---------- Records to process
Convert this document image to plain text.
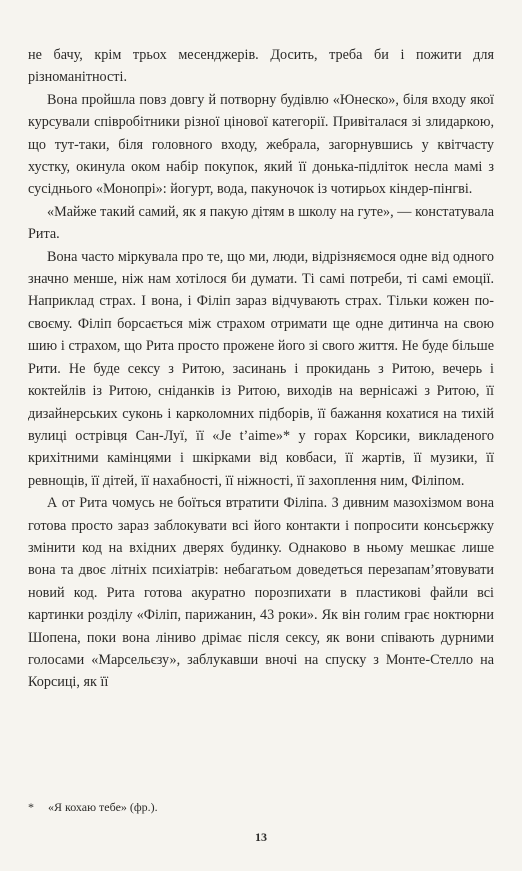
не бачу, крім трьох месенджерів. Досить, треба би і пожити для різноманітності.

Вона пройшла повз довгу й потворну будівлю «Юнеско», біля входу якої курсували співробітники різної цінової категорії. Привіталася зі злидаркою, що тут-таки, біля головного входу, жебрала, загорнувшись у квітчасту хустку, окинула оком набір покупок, який її донька-підліток несла мамі з сусіднього «Монопрі»: йогурт, вода, пакуночок із чотирьох кіндер-пінгві.

«Майже такий самий, як я пакую дітям в школу на гуте», — констатувала Рита.

Вона часто міркувала про те, що ми, люди, відрізняємося одне від одного значно менше, ніж нам хотілося би думати. Ті самі потреби, ті самі емоції. Наприклад страх. І вона, і Філіп зараз відчувають страх. Тільки кожен по-своєму. Філіп борсається між страхом отримати ще одне дитинча на свою шию і страхом, що Рита просто прожене його зі свого життя. Не буде більше Рити. Не буде сексу з Ритою, засинань і прокидань з Ритою, вечерь і коктейлів із Ритою, сніданків із Ритою, виходів на вернісажі з Ритою, її дизайнерських суконь і карколомних підборів, її бажання кохатися на тихій вулиці острівця Сан-Луї, її «Je t’aime»* у горах Корсики, викладеного крихітними камінцями і шкірками від ковбаси, її жартів, її музики, її ревнощів, її дітей, її нахабності, її ніжності, її захоплення ним, Філіпом.

А от Рита чомусь не боїться втратити Філіпа. З дивним мазохізмом вона готова просто зараз заблокувати всі його контакти і попросити консьєржку змінити код на вхідних дверях будинку. Однаково в ньому мешкає лише вона та двоє літніх психіатрів: небагатьом доведеться перезапам’ятовувати новий код. Рита готова акуратно порозпихати в пластикові файли всі картинки розділу «Філіп, парижанин, 43 роки». Як він голим грає ноктюрни Шопена, поки вона ліниво дрімає після сексу, як вони співають дурними голосами «Марсельєзу», заблукавши вночі на спуску з Монте-Стелло на Корсиці, як її

* «Я кохаю тебе» (фр.).
13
--------------------
Aim -
Above are records to transcribe exactly; leave their pictures out.

Written response -
Convert this document image to plain text.
не бачу, крім трьох месенджерів. Досить, треба би і пожити для різноманітності.

Вона пройшла повз довгу й потворну будівлю «Юнеско», біля входу якої курсували співробітники різної цінової категорії. Привіталася зі злидаркою, що тут-таки, біля головного входу, жебрала, загорнувшись у квітчасту хустку, окинула оком набір покупок, який її донька-підліток несла мамі з сусіднього «Монопрі»: йогурт, вода, пакуночок із чотирьох кіндер-пінгві.

«Майже такий самий, як я пакую дітям в школу на гуте», — констатувала Рита.

Вона часто міркувала про те, що ми, люди, відрізняємося одне від одного значно менше, ніж нам хотілося би думати. Ті самі потреби, ті самі емоції. Наприклад страх. І вона, і Філіп зараз відчувають страх. Тільки кожен по-своєму. Філіп борсається між страхом отримати ще одне дитинча на свою шию і страхом, що Рита просто прожене його зі свого життя. Не буде більше Рити. Не буде сексу з Ритою, засинань і прокидань з Ритою, вечерь і коктейлів із Ритою, сніданків із Ритою, виходів на вернісажі з Ритою, її дизайнерських суконь і карколомних підборів, її бажання кохатися на тихій вулиці острівця Сан-Луї, її «Je t’aime»* у горах Корсики, викладеного крихітними камінцями і шкірками від ковбаси, її жартів, її музики, її ревнощів, її дітей, її нахабності, її ніжності, її захоплення ним, Філіпом.

А от Рита чомусь не боїться втратити Філіпа. З дивним мазохізмом вона готова просто зараз заблокувати всі його контакти і попросити консьєржку змінити код на вхідних дверях будинку. Однаково в ньому мешкає лише вона та двоє літніх психіатрів: небагатьом доведеться перезапам’ятовувати новий код. Рита готова акуратно порозпихати в пластикові файли всі картинки розділу «Філіп, парижанин, 43 роки». Як він голим грає ноктюрни Шопена, поки вона ліниво дрімає після сексу, як вони співають дурними голосами «Марсельєзу», заблукавши вночі на спуску з Монте-Стелло на Корсиці, як її

* «Я кохаю тебе» (фр.).
13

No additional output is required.